===== Record set =====

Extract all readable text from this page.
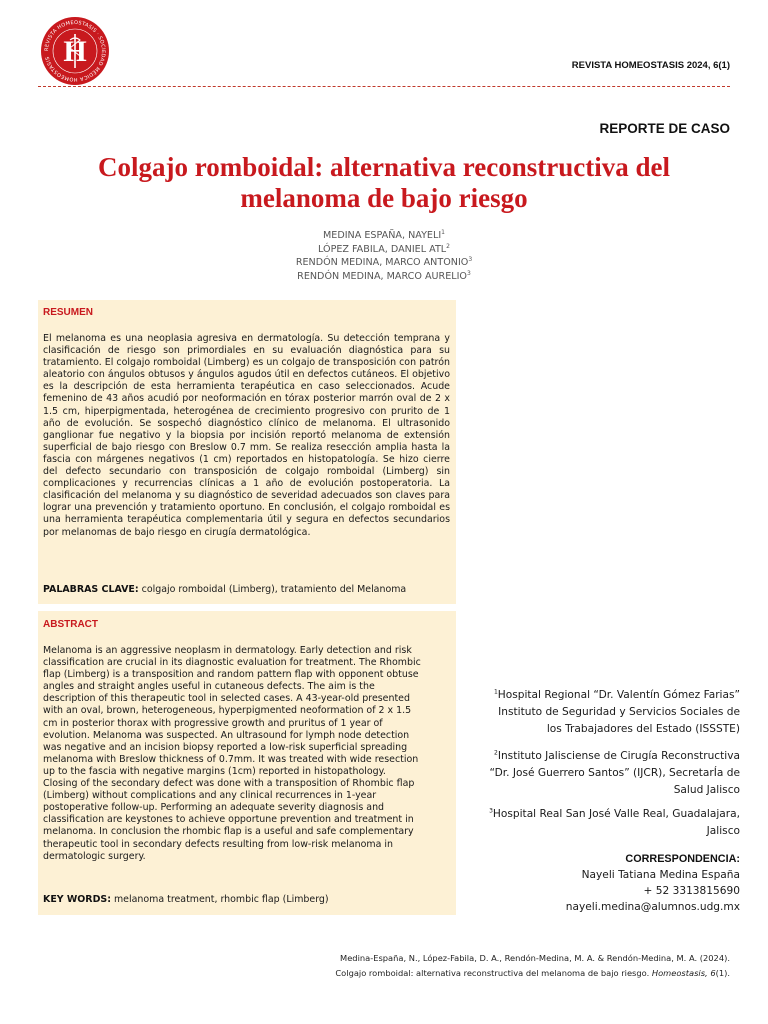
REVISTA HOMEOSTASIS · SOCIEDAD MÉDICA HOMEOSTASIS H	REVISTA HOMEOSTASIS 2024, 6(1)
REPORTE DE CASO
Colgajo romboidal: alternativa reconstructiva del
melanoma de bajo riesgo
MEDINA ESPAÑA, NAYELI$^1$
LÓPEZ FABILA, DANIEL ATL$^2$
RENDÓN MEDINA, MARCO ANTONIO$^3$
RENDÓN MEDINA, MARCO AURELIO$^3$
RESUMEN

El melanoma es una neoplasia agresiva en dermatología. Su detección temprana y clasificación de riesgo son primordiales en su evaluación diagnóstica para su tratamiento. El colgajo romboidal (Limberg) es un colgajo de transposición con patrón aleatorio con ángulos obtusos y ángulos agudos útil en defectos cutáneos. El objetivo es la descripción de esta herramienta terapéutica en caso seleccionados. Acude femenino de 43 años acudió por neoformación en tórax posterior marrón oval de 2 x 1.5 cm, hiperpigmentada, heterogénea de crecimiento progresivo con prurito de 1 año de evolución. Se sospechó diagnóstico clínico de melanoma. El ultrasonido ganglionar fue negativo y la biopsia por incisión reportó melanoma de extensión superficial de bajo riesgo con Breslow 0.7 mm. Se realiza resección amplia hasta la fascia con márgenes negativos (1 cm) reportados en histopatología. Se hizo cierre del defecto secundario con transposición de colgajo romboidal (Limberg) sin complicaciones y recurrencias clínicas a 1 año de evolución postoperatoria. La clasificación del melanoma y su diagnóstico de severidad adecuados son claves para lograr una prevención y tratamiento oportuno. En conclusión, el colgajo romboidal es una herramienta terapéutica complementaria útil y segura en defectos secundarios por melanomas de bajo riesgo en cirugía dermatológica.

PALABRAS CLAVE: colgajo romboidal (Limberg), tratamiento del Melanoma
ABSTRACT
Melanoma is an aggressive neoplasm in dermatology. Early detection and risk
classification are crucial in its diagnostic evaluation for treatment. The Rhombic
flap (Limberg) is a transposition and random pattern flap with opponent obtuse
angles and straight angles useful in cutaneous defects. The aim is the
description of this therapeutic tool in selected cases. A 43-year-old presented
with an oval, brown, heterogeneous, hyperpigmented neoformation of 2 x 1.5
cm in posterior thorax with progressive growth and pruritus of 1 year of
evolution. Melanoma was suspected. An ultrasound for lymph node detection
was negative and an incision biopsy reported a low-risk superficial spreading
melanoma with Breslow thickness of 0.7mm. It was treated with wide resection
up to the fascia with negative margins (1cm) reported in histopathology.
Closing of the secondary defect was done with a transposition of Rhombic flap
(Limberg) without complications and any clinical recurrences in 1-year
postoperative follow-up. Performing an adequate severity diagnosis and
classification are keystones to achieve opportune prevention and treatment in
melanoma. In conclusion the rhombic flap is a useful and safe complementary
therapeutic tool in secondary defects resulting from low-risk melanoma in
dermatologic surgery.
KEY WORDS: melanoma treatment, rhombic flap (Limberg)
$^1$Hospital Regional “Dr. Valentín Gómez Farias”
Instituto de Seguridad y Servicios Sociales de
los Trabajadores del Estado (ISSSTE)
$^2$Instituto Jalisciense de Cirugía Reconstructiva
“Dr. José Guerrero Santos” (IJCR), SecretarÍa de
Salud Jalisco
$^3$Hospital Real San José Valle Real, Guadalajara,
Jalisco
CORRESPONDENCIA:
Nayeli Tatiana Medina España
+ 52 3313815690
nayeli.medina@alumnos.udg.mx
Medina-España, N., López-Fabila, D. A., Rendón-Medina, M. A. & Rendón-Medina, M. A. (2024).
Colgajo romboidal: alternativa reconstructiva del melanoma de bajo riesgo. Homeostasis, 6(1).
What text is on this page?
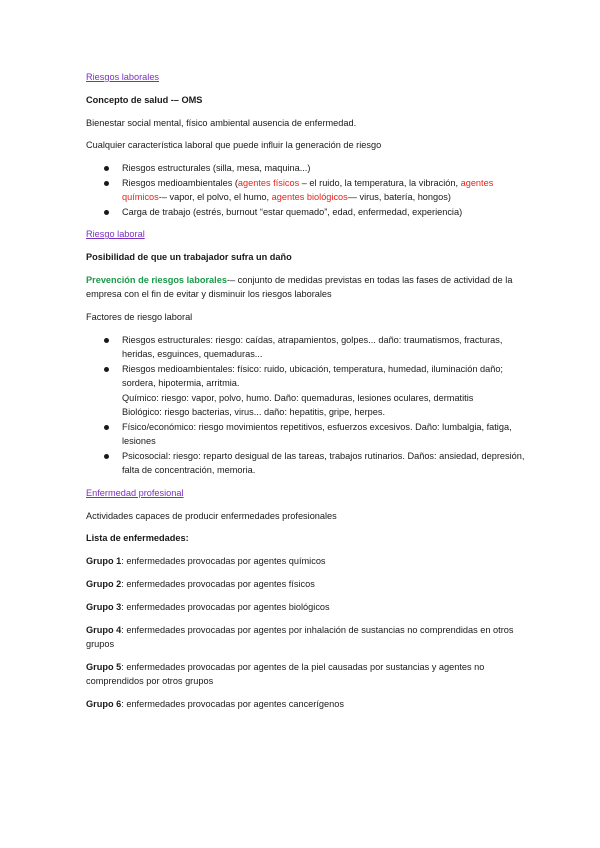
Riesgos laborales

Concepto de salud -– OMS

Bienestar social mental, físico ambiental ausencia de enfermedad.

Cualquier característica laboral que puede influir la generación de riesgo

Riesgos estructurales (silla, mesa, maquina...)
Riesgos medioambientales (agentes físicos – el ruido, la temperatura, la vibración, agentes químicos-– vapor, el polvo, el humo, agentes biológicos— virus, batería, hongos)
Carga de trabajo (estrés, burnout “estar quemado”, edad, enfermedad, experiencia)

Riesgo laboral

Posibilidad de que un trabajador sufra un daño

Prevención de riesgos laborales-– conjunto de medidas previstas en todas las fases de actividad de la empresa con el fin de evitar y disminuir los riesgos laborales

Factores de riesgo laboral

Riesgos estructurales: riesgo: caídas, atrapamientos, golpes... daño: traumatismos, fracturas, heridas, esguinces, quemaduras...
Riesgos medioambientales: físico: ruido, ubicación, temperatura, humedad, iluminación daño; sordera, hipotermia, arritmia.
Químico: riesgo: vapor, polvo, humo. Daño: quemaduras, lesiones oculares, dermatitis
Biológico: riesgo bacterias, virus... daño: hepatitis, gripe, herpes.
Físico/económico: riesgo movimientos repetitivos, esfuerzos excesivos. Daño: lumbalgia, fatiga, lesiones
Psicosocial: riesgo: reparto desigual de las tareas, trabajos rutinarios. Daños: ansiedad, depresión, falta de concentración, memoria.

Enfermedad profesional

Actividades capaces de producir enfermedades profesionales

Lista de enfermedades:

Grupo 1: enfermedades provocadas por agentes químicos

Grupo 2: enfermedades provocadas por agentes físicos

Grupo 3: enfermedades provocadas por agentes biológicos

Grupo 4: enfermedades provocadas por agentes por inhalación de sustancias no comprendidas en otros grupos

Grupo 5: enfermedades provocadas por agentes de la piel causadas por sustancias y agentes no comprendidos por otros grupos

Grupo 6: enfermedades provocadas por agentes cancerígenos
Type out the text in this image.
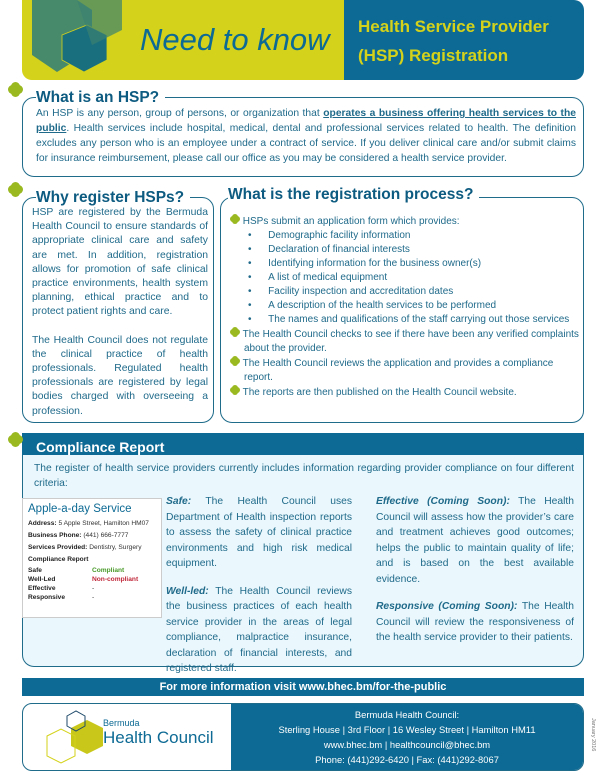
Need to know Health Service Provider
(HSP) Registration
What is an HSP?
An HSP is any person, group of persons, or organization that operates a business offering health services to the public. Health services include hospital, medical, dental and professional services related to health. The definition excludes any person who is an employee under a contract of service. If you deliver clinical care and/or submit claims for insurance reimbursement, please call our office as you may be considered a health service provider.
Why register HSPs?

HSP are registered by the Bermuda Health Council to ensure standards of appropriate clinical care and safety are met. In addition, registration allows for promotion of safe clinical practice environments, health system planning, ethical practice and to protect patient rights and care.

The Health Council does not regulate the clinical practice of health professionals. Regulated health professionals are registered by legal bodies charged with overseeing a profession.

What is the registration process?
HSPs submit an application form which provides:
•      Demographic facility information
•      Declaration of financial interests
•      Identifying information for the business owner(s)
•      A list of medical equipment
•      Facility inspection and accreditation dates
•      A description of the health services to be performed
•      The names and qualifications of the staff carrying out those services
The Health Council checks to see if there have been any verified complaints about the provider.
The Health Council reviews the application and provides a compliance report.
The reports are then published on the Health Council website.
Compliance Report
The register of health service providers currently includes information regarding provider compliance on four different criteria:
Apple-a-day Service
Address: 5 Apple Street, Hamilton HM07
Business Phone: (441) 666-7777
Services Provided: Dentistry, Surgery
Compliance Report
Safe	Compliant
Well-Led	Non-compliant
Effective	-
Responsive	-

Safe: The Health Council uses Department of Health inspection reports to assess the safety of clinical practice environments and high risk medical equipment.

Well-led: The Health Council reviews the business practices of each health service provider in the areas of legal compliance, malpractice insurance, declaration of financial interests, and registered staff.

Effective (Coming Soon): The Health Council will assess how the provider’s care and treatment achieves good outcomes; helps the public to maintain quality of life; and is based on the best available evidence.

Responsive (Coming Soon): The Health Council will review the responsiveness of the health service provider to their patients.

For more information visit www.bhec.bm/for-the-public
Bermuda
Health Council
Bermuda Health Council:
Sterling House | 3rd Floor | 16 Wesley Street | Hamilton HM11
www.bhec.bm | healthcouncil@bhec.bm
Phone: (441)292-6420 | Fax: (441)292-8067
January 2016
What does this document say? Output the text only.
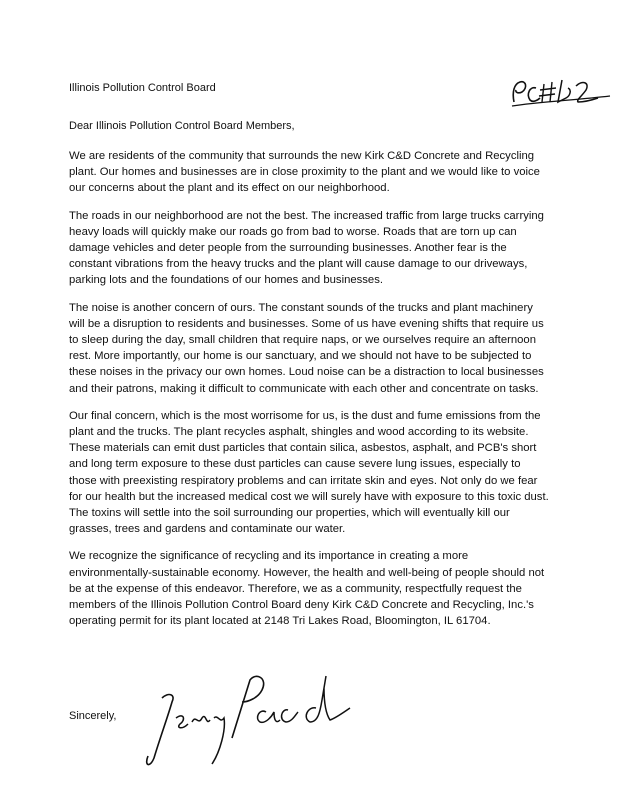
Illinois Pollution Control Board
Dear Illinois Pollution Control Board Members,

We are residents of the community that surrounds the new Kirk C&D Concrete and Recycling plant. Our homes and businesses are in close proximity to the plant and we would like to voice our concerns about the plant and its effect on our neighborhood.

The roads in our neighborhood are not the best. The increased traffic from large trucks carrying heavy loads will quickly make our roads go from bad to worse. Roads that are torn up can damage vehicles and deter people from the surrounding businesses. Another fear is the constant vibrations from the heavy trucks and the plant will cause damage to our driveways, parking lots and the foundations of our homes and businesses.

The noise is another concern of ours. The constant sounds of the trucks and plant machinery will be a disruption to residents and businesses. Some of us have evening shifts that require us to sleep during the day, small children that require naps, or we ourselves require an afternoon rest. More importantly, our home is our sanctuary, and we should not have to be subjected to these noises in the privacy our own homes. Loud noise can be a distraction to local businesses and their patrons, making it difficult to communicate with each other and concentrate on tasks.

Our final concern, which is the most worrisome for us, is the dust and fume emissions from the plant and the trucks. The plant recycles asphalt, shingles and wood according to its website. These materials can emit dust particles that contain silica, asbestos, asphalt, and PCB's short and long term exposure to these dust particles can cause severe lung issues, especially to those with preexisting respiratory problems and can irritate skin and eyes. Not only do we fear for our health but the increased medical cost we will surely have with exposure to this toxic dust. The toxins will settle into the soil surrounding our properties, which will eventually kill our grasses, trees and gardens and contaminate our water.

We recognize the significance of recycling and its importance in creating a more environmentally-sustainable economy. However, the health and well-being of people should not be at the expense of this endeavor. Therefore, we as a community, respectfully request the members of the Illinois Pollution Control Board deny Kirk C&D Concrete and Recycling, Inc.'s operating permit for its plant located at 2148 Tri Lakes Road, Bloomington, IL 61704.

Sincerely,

=====

● **Problem description**
Filter the data down to the lines that contain the string "bhec", and copy them.

● **Task output**
For more information visit www.bhec.bm/for-the-public
www.bhec.bm | healthcouncil@bhec.bm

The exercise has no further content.